What is asked: Can you restate the records below word for word?

BEGIN Records provided

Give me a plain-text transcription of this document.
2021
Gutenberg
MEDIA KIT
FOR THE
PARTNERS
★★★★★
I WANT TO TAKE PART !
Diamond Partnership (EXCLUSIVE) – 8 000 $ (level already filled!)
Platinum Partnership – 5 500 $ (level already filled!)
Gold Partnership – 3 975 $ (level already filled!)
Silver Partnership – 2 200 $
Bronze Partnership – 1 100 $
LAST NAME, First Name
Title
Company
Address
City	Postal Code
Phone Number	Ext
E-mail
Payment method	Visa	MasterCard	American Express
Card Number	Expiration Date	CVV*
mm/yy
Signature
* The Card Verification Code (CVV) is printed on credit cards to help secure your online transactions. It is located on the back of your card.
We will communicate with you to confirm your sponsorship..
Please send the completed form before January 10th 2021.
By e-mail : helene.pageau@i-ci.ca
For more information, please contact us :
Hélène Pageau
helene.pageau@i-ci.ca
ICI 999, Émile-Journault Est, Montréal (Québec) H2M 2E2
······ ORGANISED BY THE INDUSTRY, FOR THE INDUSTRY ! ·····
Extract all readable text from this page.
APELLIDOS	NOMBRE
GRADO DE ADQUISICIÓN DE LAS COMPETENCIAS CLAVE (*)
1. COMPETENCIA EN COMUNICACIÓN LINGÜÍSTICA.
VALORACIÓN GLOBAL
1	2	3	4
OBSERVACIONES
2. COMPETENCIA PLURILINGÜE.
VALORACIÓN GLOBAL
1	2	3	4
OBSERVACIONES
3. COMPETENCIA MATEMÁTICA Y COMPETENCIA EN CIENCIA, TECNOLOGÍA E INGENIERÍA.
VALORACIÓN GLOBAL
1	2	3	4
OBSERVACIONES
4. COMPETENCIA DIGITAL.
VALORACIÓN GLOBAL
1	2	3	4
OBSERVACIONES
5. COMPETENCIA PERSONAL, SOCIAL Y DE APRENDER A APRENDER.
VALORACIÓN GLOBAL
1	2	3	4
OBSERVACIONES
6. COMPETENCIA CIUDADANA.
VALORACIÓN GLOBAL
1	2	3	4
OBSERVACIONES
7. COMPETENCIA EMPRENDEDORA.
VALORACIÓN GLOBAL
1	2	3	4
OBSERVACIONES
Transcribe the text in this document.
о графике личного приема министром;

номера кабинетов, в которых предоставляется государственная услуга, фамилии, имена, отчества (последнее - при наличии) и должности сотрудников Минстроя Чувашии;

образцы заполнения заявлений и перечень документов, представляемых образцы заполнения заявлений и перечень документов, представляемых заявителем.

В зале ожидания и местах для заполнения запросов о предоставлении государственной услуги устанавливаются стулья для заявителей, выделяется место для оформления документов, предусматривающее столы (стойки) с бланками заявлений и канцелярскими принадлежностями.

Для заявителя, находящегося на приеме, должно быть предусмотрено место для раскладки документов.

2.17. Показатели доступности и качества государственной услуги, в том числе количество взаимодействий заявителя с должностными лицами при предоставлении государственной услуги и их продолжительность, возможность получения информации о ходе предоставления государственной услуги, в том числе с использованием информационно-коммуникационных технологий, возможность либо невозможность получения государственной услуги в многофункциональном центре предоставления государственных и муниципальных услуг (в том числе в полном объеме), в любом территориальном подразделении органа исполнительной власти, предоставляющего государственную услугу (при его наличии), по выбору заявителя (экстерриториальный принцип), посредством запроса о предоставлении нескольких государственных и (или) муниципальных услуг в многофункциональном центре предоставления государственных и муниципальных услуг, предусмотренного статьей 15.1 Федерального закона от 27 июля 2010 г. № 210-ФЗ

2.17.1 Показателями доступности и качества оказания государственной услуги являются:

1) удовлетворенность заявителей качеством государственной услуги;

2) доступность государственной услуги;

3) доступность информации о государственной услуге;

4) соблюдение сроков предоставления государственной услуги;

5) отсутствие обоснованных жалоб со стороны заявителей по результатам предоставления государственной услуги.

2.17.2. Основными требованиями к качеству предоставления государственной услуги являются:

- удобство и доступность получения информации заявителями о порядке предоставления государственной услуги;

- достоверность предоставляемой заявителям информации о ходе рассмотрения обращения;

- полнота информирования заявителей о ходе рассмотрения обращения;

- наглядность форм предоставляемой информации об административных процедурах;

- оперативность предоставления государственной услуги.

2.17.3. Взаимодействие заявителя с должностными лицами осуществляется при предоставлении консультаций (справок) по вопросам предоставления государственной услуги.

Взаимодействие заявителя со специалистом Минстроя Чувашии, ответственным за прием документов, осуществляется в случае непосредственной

END Records provided

Answer to the exercise:
Give me a plain-text transcription of this document.
2021
Gutenberg
MEDIA KIT
FOR THE
PARTNERS
★★★★★
I WANT TO TAKE PART !
Diamond Partnership (EXCLUSIVE) – 8 000 $ (level already filled!)
Platinum Partnership – 5 500 $ (level already filled!)
Gold Partnership – 3 975 $ (level already filled!)
Silver Partnership – 2 200 $
Bronze Partnership – 1 100 $
LAST NAME, First Name
Title
Company
Address
City	Postal Code
Phone Number	Ext
E-mail
Payment method	Visa	MasterCard	American Express
Card Number	Expiration Date	CVV*
mm/yy
Signature
* The Card Verification Code (CVV) is printed on credit cards to help secure your online transactions. It is located on the back of your card.
We will communicate with you to confirm your sponsorship..
Please send the completed form before January 10th 2021.
By e-mail : helene.pageau@i-ci.ca
For more information, please contact us :
Hélène Pageau
helene.pageau@i-ci.ca
ICI 999, Émile-Journault Est, Montréal (Québec) H2M 2E2
······ ORGANISED BY THE INDUSTRY, FOR THE INDUSTRY ! ·····
Extract all readable text from this page.
APELLIDOS	NOMBRE
GRADO DE ADQUISICIÓN DE LAS COMPETENCIAS CLAVE (*)
1. COMPETENCIA EN COMUNICACIÓN LINGÜÍSTICA.
VALORACIÓN GLOBAL
1	2	3	4
OBSERVACIONES
2. COMPETENCIA PLURILINGÜE.
VALORACIÓN GLOBAL
1	2	3	4
OBSERVACIONES
3. COMPETENCIA MATEMÁTICA Y COMPETENCIA EN CIENCIA, TECNOLOGÍA E INGENIERÍA.
VALORACIÓN GLOBAL
1	2	3	4
OBSERVACIONES
4. COMPETENCIA DIGITAL.
VALORACIÓN GLOBAL
1	2	3	4
OBSERVACIONES
5. COMPETENCIA PERSONAL, SOCIAL Y DE APRENDER A APRENDER.
VALORACIÓN GLOBAL
1	2	3	4
OBSERVACIONES
6. COMPETENCIA CIUDADANA.
VALORACIÓN GLOBAL
1	2	3	4
OBSERVACIONES
7. COMPETENCIA EMPRENDEDORA.
VALORACIÓN GLOBAL
1	2	3	4
OBSERVACIONES
Transcribe the text in this document.
о графике личного приема министром;

номера кабинетов, в которых предоставляется государственная услуга, фамилии, имена, отчества (последнее - при наличии) и должности сотрудников Минстроя Чувашии;

образцы заполнения заявлений и перечень документов, представляемых образцы заполнения заявлений и перечень документов, представляемых заявителем.

В зале ожидания и местах для заполнения запросов о предоставлении государственной услуги устанавливаются стулья для заявителей, выделяется место для оформления документов, предусматривающее столы (стойки) с бланками заявлений и канцелярскими принадлежностями.

Для заявителя, находящегося на приеме, должно быть предусмотрено место для раскладки документов.

2.17. Показатели доступности и качества государственной услуги, в том числе количество взаимодействий заявителя с должностными лицами при предоставлении государственной услуги и их продолжительность, возможность получения информации о ходе предоставления государственной услуги, в том числе с использованием информационно-коммуникационных технологий, возможность либо невозможность получения государственной услуги в многофункциональном центре предоставления государственных и муниципальных услуг (в том числе в полном объеме), в любом территориальном подразделении органа исполнительной власти, предоставляющего государственную услугу (при его наличии), по выбору заявителя (экстерриториальный принцип), посредством запроса о предоставлении нескольких государственных и (или) муниципальных услуг в многофункциональном центре предоставления государственных и муниципальных услуг, предусмотренного статьей 15.1 Федерального закона от 27 июля 2010 г. № 210-ФЗ

2.17.1 Показателями доступности и качества оказания государственной услуги являются:

1) удовлетворенность заявителей качеством государственной услуги;

2) доступность государственной услуги;

3) доступность информации о государственной услуге;

4) соблюдение сроков предоставления государственной услуги;

5) отсутствие обоснованных жалоб со стороны заявителей по результатам предоставления государственной услуги.

2.17.2. Основными требованиями к качеству предоставления государственной услуги являются:

- удобство и доступность получения информации заявителями о порядке предоставления государственной услуги;

- достоверность предоставляемой заявителям информации о ходе рассмотрения обращения;

- полнота информирования заявителей о ходе рассмотрения обращения;

- наглядность форм предоставляемой информации об административных процедурах;

- оперативность предоставления государственной услуги.

2.17.3. Взаимодействие заявителя с должностными лицами осуществляется при предоставлении консультаций (справок) по вопросам предоставления государственной услуги.

Взаимодействие заявителя со специалистом Минстроя Чувашии, ответственным за прием документов, осуществляется в случае непосредственной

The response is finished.